List each line in which the string "capsids" appears.

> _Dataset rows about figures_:
----------------
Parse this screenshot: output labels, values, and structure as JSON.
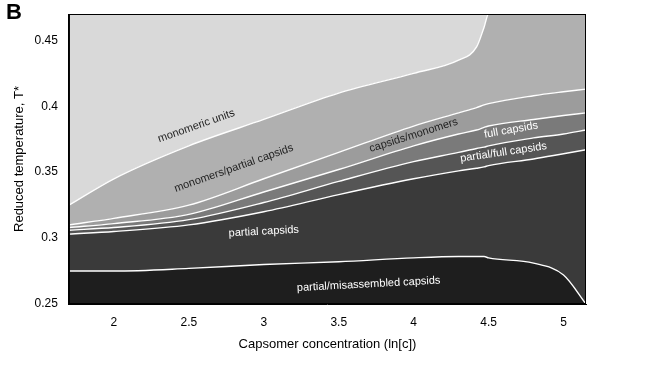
{
  "chart_data": {
    "type": "phase_diagram",
    "panel_label": "B",
    "x_label": "Capsomer concentration (ln[c])",
    "y_label": "Reduced temperature, T*",
    "x": [
      1.7,
      2,
      2.5,
      3,
      3.5,
      4,
      4.3,
      4.42,
      4.47,
      4.5,
      4.8,
      5,
      5.15
    ],
    "boundaries": [
      {
        "values": [
          0.325,
          0.345,
          0.37,
          0.39,
          0.41,
          0.425,
          0.435,
          0.445,
          0.46,
          0.47,
          0.47,
          0.47,
          0.47
        ]
      },
      {
        "values": [
          0.31,
          0.315,
          0.325,
          0.345,
          0.365,
          0.385,
          0.395,
          0.399,
          0.401,
          0.402,
          0.408,
          0.411,
          0.413
        ]
      },
      {
        "values": [
          0.308,
          0.311,
          0.318,
          0.335,
          0.352,
          0.37,
          0.379,
          0.382,
          0.384,
          0.385,
          0.39,
          0.393,
          0.395
        ]
      },
      {
        "values": [
          0.306,
          0.308,
          0.314,
          0.327,
          0.343,
          0.358,
          0.365,
          0.368,
          0.369,
          0.37,
          0.376,
          0.379,
          0.382
        ]
      },
      {
        "values": [
          0.303,
          0.305,
          0.31,
          0.32,
          0.333,
          0.345,
          0.351,
          0.353,
          0.354,
          0.355,
          0.36,
          0.364,
          0.367
        ]
      },
      {
        "values": [
          0.275,
          0.275,
          0.277,
          0.28,
          0.282,
          0.285,
          0.286,
          0.286,
          0.286,
          0.285,
          0.281,
          0.272,
          0.25
        ]
      }
    ],
    "regions": [
      {
        "label": "monomeric units",
        "color": "#d9d9d9",
        "label_x": 2.55,
        "label_y": 0.385
      },
      {
        "label": "monomers/partial capsids",
        "color": "#b0b0b0",
        "label_x": 2.8,
        "label_y": 0.353
      },
      {
        "label": "capsids/monomers",
        "color": "#9c9c9c",
        "label_x": 4.0,
        "label_y": 0.378
      },
      {
        "label": "full capsids",
        "color": "#7a7a7a",
        "label_x": 4.65,
        "label_y": 0.382
      },
      {
        "label": "partial/full capsids",
        "color": "#555555",
        "label_x": 4.6,
        "label_y": 0.365
      },
      {
        "label": "partial capsids",
        "color": "#3a3a3a",
        "label_x": 3.0,
        "label_y": 0.305
      },
      {
        "label": "partial/misassembled capsids",
        "color": "#1e1e1e",
        "label_x": 3.7,
        "label_y": 0.265
      }
    ],
    "xlim": [
      1.7,
      5.15
    ],
    "ylim": [
      0.25,
      0.47
    ],
    "xticks": [
      2,
      2.5,
      3,
      3.5,
      4,
      4.5,
      5
    ],
    "yticks": [
      0.25,
      0.3,
      0.35,
      0.4,
      0.45
    ],
    "grid": false
  }
}
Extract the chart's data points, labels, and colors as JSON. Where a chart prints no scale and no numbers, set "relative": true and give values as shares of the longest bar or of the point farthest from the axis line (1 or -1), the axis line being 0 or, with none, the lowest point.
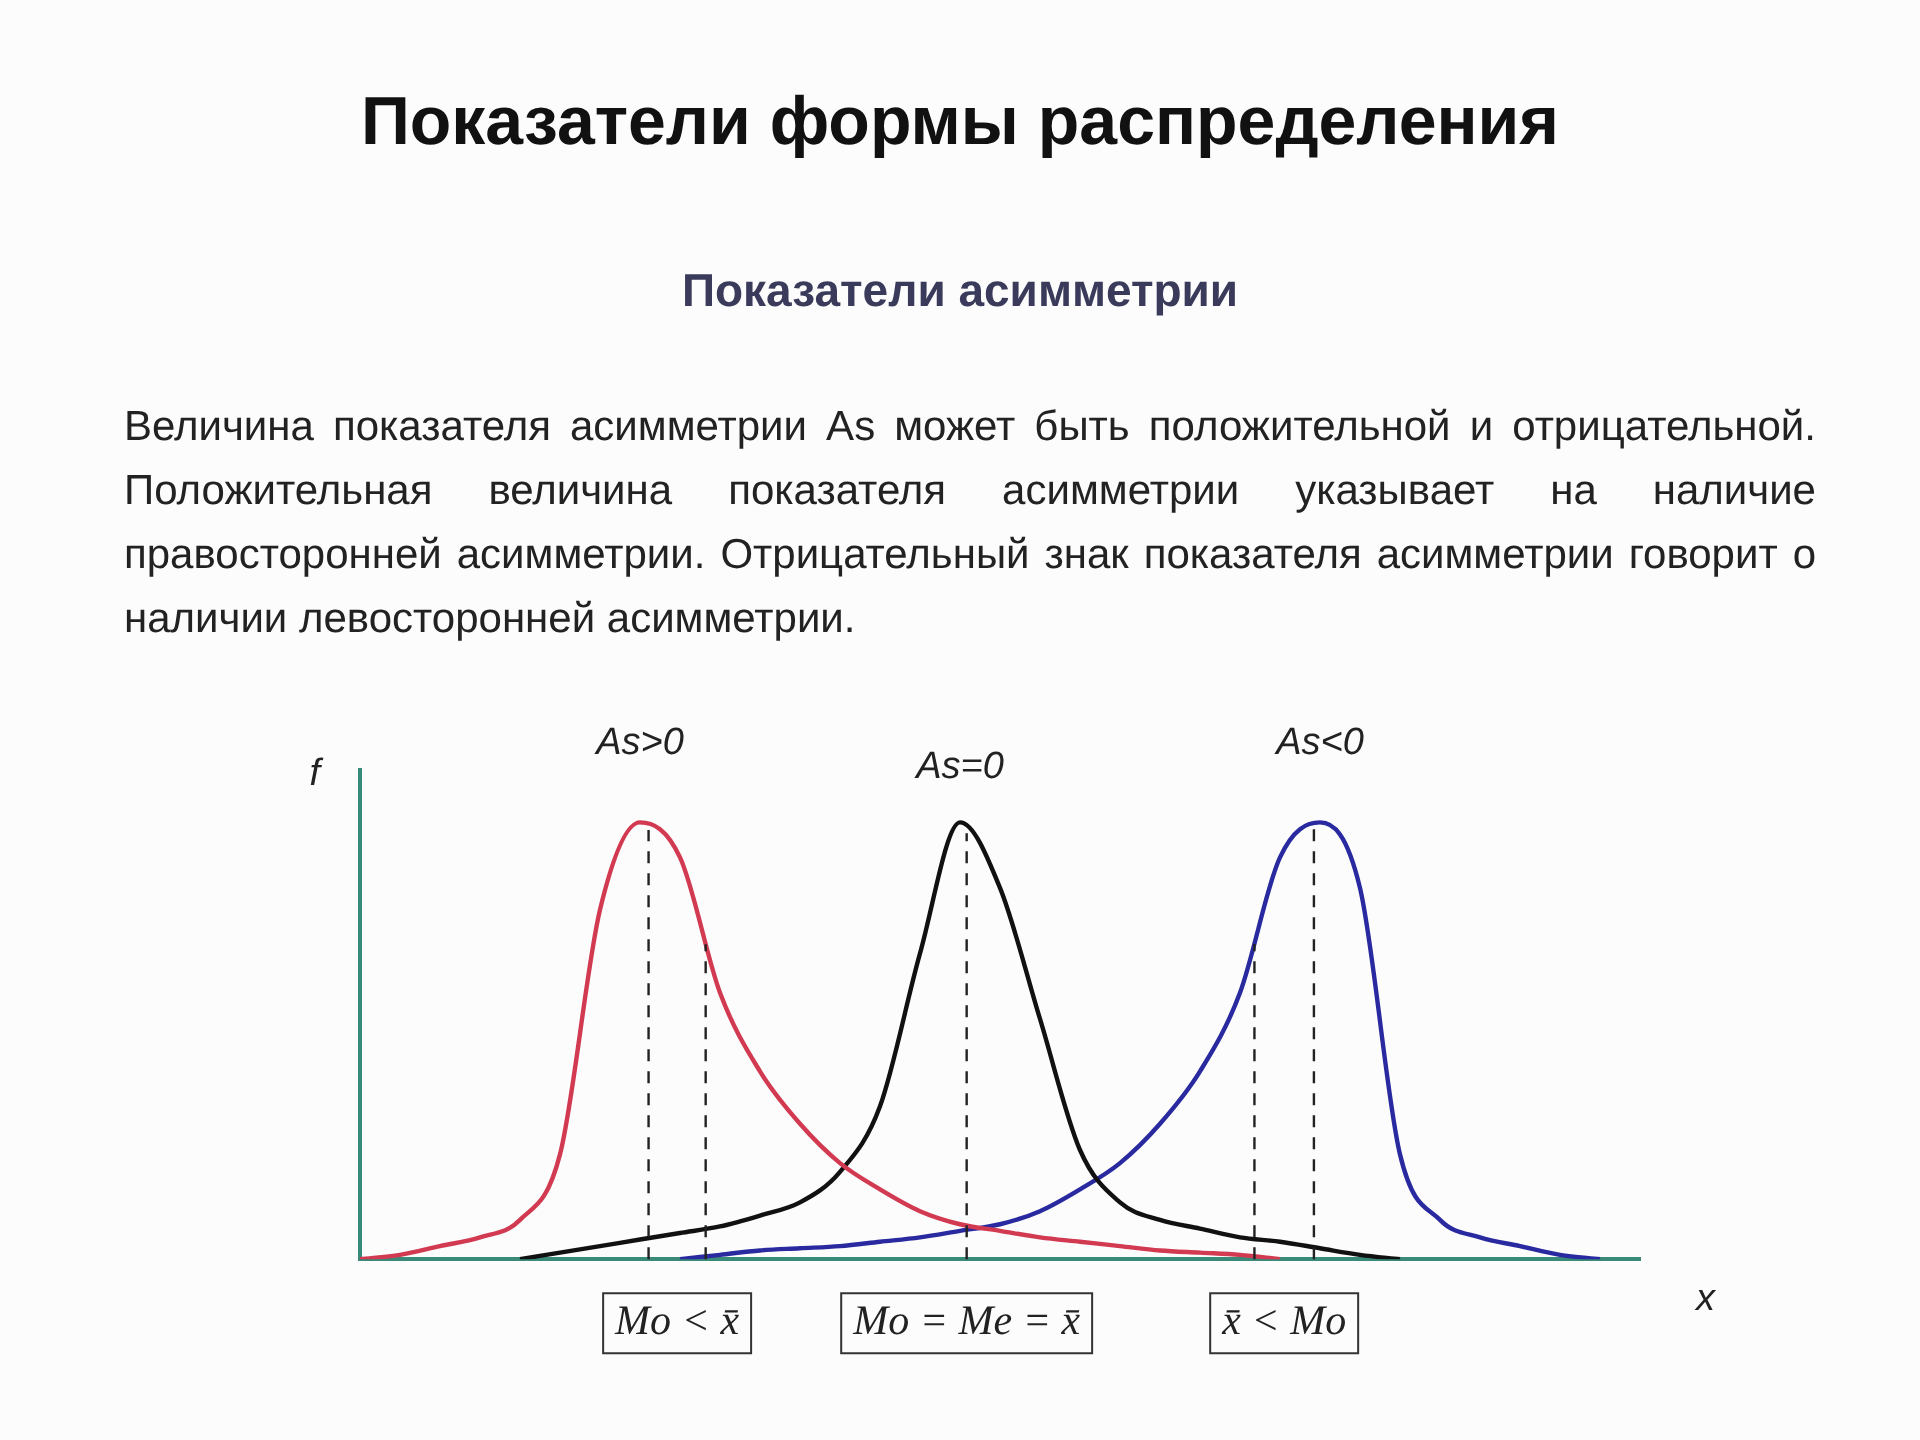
{
  "chart_data": {
    "type": "line",
    "title": "Показатели формы распределения",
    "subtitle": "Показатели асимметрии",
    "xlabel": "x",
    "ylabel": "f",
    "relative": true,
    "legend": false,
    "grid": false,
    "marker": "none",
    "categories": [
      null,
      null,
      null,
      null,
      null,
      null,
      null,
      null,
      null,
      null,
      null,
      null,
      null,
      null,
      null,
      null,
      null,
      null,
      null,
      null,
      null,
      null,
      null,
      null,
      null,
      null,
      null,
      null,
      null,
      null,
      null,
      null,
      null
    ],
    "series": [
      {
        "color": "#d23a52",
        "values": [
          0,
          0.01,
          0.03,
          0.05,
          0.09,
          0.24,
          0.8,
          1,
          0.92,
          0.61,
          0.43,
          0.31,
          0.22,
          0.16,
          0.11,
          0.08,
          0.065,
          0.05,
          0.04,
          0.03,
          0.02,
          0.015,
          0.01,
          0,
          null,
          null,
          null,
          null,
          null,
          null,
          null,
          null,
          null
        ]
      },
      {
        "color": "#111111",
        "values": [
          null,
          null,
          null,
          null,
          0,
          0.015,
          0.03,
          0.045,
          0.06,
          0.075,
          0.1,
          0.13,
          0.2,
          0.35,
          0.7,
          1,
          0.85,
          0.55,
          0.25,
          0.13,
          0.09,
          0.07,
          0.05,
          0.04,
          0.025,
          0.01,
          0,
          null,
          null,
          null,
          null,
          null,
          null
        ]
      },
      {
        "color": "#2a2aa0",
        "values": [
          null,
          null,
          null,
          null,
          null,
          null,
          null,
          null,
          0,
          0.01,
          0.02,
          0.025,
          0.03,
          0.04,
          0.05,
          0.065,
          0.08,
          0.11,
          0.16,
          0.22,
          0.31,
          0.43,
          0.61,
          0.92,
          1,
          0.85,
          0.24,
          0.09,
          0.05,
          0.03,
          0.01,
          0,
          null
        ]
      }
    ],
    "annotations": [
      "Величина показателя асимметрии As может быть положительной и отрицательной. Положительная величина показателя асимметрии указывает на наличие правосторонней асимметрии. Отрицательный знак показателя асимметрии говорит о наличии левосторонней асимметрии.",
      "As>0",
      "As=0",
      "As<0",
      "Mo < x̄",
      "Mo = Me = x̄",
      "x̄ < Mo"
    ]
  }
}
----------------
> _WRITTEN SOLUTION_:
        "label": "monomers/partial capsids",
        "label": "capsids/monomers",
        "label": "full capsids",
        "label": "partial/full capsids",
        "label": "partial capsids",
        "label": "partial/misassembled capsids",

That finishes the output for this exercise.